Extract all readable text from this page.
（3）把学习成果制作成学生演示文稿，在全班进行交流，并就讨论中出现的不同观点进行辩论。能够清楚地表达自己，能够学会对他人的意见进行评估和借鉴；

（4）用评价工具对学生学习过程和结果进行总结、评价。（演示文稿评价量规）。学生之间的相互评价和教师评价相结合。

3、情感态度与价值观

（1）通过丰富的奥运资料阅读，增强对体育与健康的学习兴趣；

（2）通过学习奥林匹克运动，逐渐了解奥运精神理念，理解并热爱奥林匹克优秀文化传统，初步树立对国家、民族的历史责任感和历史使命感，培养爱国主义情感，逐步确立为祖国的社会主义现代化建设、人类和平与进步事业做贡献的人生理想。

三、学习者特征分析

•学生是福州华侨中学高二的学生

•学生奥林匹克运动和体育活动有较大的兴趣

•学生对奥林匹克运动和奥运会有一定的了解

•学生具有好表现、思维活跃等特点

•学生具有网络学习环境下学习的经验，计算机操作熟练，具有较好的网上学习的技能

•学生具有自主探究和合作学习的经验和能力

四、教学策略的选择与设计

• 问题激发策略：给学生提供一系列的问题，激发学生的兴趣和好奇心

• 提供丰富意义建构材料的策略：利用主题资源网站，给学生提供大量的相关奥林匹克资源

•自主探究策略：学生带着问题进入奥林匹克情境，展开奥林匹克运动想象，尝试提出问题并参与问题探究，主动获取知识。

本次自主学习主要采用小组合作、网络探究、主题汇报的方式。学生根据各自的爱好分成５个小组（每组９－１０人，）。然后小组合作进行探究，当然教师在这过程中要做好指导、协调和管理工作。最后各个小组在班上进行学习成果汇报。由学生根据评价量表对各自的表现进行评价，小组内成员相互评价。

The exercise:
Your task is to return the full listing exactly as it was given.

Task answer:
Extract all readable text from this page.
（3）把学习成果制作成学生演示文稿，在全班进行交流，并就讨论中出现的不同观点进行辩论。能够清楚地表达自己，能够学会对他人的意见进行评估和借鉴；

（4）用评价工具对学生学习过程和结果进行总结、评价。（演示文稿评价量规）。学生之间的相互评价和教师评价相结合。

3、情感态度与价值观

（1）通过丰富的奥运资料阅读，增强对体育与健康的学习兴趣；

（2）通过学习奥林匹克运动，逐渐了解奥运精神理念，理解并热爱奥林匹克优秀文化传统，初步树立对国家、民族的历史责任感和历史使命感，培养爱国主义情感，逐步确立为祖国的社会主义现代化建设、人类和平与进步事业做贡献的人生理想。

三、学习者特征分析

•学生是福州华侨中学高二的学生

•学生奥林匹克运动和体育活动有较大的兴趣

•学生对奥林匹克运动和奥运会有一定的了解

•学生具有好表现、思维活跃等特点

•学生具有网络学习环境下学习的经验，计算机操作熟练，具有较好的网上学习的技能

•学生具有自主探究和合作学习的经验和能力

四、教学策略的选择与设计

• 问题激发策略：给学生提供一系列的问题，激发学生的兴趣和好奇心

• 提供丰富意义建构材料的策略：利用主题资源网站，给学生提供大量的相关奥林匹克资源

•自主探究策略：学生带着问题进入奥林匹克情境，展开奥林匹克运动想象，尝试提出问题并参与问题探究，主动获取知识。

本次自主学习主要采用小组合作、网络探究、主题汇报的方式。学生根据各自的爱好分成５个小组（每组９－１０人，）。然后小组合作进行探究，当然教师在这过程中要做好指导、协调和管理工作。最后各个小组在班上进行学习成果汇报。由学生根据评价量表对各自的表现进行评价，小组内成员相互评价。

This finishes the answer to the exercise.